● What the task requires
Copy every row below, substituting "color-swatch" for each occurrence of "legend-swatch" and leaving everything else unchanged.

— begin Listing —

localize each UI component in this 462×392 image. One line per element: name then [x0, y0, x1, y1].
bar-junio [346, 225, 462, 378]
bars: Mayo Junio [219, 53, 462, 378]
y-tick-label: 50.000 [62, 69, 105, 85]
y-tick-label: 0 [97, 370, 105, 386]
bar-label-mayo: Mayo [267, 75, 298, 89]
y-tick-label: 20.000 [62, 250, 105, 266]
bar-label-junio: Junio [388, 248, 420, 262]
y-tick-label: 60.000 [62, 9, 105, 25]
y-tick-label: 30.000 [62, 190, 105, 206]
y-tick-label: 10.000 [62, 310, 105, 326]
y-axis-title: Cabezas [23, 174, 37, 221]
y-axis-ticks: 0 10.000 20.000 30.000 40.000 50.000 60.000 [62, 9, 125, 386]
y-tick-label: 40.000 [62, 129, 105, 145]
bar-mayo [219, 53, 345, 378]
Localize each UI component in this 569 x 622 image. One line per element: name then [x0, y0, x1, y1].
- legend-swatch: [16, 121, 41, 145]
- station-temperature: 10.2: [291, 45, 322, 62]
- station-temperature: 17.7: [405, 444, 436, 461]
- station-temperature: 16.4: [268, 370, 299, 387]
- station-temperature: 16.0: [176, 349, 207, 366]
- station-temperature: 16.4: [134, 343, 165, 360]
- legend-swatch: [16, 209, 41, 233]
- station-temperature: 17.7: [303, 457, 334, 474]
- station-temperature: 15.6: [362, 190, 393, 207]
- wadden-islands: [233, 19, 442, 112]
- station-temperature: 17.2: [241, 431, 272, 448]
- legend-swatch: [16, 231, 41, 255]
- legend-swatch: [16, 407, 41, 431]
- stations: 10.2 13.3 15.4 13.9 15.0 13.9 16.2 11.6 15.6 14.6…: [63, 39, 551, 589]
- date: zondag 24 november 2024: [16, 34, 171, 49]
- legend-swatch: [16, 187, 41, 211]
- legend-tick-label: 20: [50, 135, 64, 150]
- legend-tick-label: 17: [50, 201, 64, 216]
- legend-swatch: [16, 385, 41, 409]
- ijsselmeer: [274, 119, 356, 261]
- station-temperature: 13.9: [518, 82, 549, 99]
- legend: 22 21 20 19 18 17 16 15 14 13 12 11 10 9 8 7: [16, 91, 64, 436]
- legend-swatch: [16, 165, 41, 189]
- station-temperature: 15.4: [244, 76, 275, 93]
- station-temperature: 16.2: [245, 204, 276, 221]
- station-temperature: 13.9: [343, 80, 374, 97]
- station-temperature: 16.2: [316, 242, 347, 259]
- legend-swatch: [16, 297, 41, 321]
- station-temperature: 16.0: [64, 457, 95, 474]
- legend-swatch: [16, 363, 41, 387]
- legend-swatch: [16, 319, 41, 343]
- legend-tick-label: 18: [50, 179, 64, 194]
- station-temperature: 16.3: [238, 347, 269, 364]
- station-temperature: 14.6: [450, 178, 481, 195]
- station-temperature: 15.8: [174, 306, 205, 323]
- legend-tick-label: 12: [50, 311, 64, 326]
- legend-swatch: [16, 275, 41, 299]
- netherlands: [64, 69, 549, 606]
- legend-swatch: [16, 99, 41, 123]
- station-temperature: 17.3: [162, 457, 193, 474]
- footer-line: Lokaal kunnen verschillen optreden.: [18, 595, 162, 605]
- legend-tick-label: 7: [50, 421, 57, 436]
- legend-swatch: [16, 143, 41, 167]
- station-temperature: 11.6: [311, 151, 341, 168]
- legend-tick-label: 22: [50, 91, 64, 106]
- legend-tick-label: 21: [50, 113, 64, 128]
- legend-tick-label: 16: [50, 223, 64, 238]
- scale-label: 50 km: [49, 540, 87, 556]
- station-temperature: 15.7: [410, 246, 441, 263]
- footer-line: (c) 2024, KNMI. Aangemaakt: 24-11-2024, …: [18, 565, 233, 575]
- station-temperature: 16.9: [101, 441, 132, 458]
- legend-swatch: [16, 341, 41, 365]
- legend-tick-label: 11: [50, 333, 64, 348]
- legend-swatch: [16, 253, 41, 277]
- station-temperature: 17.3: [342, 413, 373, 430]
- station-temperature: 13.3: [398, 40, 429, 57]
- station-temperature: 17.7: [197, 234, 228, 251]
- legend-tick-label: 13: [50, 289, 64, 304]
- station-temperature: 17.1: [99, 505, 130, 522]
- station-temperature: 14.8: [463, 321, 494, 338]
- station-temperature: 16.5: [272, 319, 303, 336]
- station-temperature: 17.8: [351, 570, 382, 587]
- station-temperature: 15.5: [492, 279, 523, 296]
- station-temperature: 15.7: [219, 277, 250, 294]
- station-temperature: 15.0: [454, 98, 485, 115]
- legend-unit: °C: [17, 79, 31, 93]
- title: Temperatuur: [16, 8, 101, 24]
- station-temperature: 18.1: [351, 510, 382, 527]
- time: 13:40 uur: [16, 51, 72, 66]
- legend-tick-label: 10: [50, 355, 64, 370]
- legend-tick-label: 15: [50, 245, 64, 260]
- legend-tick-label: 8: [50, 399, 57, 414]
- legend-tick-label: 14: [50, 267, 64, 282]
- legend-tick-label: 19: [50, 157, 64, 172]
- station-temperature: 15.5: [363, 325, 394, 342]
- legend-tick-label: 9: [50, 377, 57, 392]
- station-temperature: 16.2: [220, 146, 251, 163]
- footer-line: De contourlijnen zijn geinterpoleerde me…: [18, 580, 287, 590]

— end Listing —

● Task response
localize each UI component in this 462×392 image. One line per element: name then [x0, y0, x1, y1].
bar-junio [346, 225, 462, 378]
bars: Mayo Junio [219, 53, 462, 378]
y-tick-label: 50.000 [62, 69, 105, 85]
y-tick-label: 0 [97, 370, 105, 386]
bar-label-mayo: Mayo [267, 75, 298, 89]
y-tick-label: 20.000 [62, 250, 105, 266]
bar-label-junio: Junio [388, 248, 420, 262]
y-tick-label: 60.000 [62, 9, 105, 25]
y-tick-label: 30.000 [62, 190, 105, 206]
y-tick-label: 10.000 [62, 310, 105, 326]
y-axis-title: Cabezas [23, 174, 37, 221]
y-axis-ticks: 0 10.000 20.000 30.000 40.000 50.000 60.000 [62, 9, 125, 386]
y-tick-label: 40.000 [62, 129, 105, 145]
bar-mayo [219, 53, 345, 378]
Localize each UI component in this 569 x 622 image. One line per element: name then [x0, y0, x1, y1].
- color-swatch: [16, 121, 41, 145]
- station-temperature: 10.2: [291, 45, 322, 62]
- station-temperature: 17.7: [405, 444, 436, 461]
- station-temperature: 16.4: [268, 370, 299, 387]
- station-temperature: 16.0: [176, 349, 207, 366]
- station-temperature: 16.4: [134, 343, 165, 360]
- color-swatch: [16, 209, 41, 233]
- station-temperature: 17.7: [303, 457, 334, 474]
- station-temperature: 15.6: [362, 190, 393, 207]
- wadden-islands: [233, 19, 442, 112]
- station-temperature: 17.2: [241, 431, 272, 448]
- color-swatch: [16, 231, 41, 255]
- color-swatch: [16, 407, 41, 431]
- stations: 10.2 13.3 15.4 13.9 15.0 13.9 16.2 11.6 15.6 14.6…: [63, 39, 551, 589]
- date: zondag 24 november 2024: [16, 34, 171, 49]
- color-swatch: [16, 187, 41, 211]
- legend-tick-label: 20: [50, 135, 64, 150]
- legend-tick-label: 17: [50, 201, 64, 216]
- color-swatch: [16, 385, 41, 409]
- ijsselmeer: [274, 119, 356, 261]
- station-temperature: 13.9: [518, 82, 549, 99]
- legend: 22 21 20 19 18 17 16 15 14 13 12 11 10 9 8 7: [16, 91, 64, 436]
- color-swatch: [16, 165, 41, 189]
- station-temperature: 15.4: [244, 76, 275, 93]
- station-temperature: 16.2: [245, 204, 276, 221]
- station-temperature: 13.9: [343, 80, 374, 97]
- station-temperature: 16.2: [316, 242, 347, 259]
- color-swatch: [16, 297, 41, 321]
- station-temperature: 16.0: [64, 457, 95, 474]
- color-swatch: [16, 363, 41, 387]
- color-swatch: [16, 319, 41, 343]
- legend-tick-label: 18: [50, 179, 64, 194]
- station-temperature: 16.3: [238, 347, 269, 364]
- station-temperature: 14.6: [450, 178, 481, 195]
- station-temperature: 15.8: [174, 306, 205, 323]
- legend-tick-label: 12: [50, 311, 64, 326]
- color-swatch: [16, 275, 41, 299]
- netherlands: [64, 69, 549, 606]
- color-swatch: [16, 99, 41, 123]
- station-temperature: 17.3: [162, 457, 193, 474]
- footer-line: Lokaal kunnen verschillen optreden.: [18, 595, 162, 605]
- legend-tick-label: 7: [50, 421, 57, 436]
- color-swatch: [16, 143, 41, 167]
- station-temperature: 11.6: [311, 151, 341, 168]
- legend-tick-label: 22: [50, 91, 64, 106]
- legend-tick-label: 21: [50, 113, 64, 128]
- legend-tick-label: 16: [50, 223, 64, 238]
- scale-label: 50 km: [49, 540, 87, 556]
- station-temperature: 15.7: [410, 246, 441, 263]
- footer-line: (c) 2024, KNMI. Aangemaakt: 24-11-2024, …: [18, 565, 233, 575]
- station-temperature: 16.9: [101, 441, 132, 458]
- color-swatch: [16, 341, 41, 365]
- legend-tick-label: 11: [50, 333, 64, 348]
- color-swatch: [16, 253, 41, 277]
- station-temperature: 17.3: [342, 413, 373, 430]
- station-temperature: 13.3: [398, 40, 429, 57]
- station-temperature: 17.7: [197, 234, 228, 251]
- legend-tick-label: 13: [50, 289, 64, 304]
- station-temperature: 17.1: [99, 505, 130, 522]
- station-temperature: 14.8: [463, 321, 494, 338]
- station-temperature: 16.5: [272, 319, 303, 336]
- station-temperature: 17.8: [351, 570, 382, 587]
- station-temperature: 15.5: [492, 279, 523, 296]
- station-temperature: 15.7: [219, 277, 250, 294]
- station-temperature: 15.0: [454, 98, 485, 115]
- legend-unit: °C: [17, 79, 31, 93]
- title: Temperatuur: [16, 8, 101, 24]
- station-temperature: 18.1: [351, 510, 382, 527]
- time: 13:40 uur: [16, 51, 72, 66]
- legend-tick-label: 10: [50, 355, 64, 370]
- legend-tick-label: 15: [50, 245, 64, 260]
- legend-tick-label: 8: [50, 399, 57, 414]
- legend-tick-label: 14: [50, 267, 64, 282]
- legend-tick-label: 19: [50, 157, 64, 172]
- station-temperature: 15.5: [363, 325, 394, 342]
- legend-tick-label: 9: [50, 377, 57, 392]
- station-temperature: 16.2: [220, 146, 251, 163]
- footer-line: De contourlijnen zijn geinterpoleerde me…: [18, 580, 287, 590]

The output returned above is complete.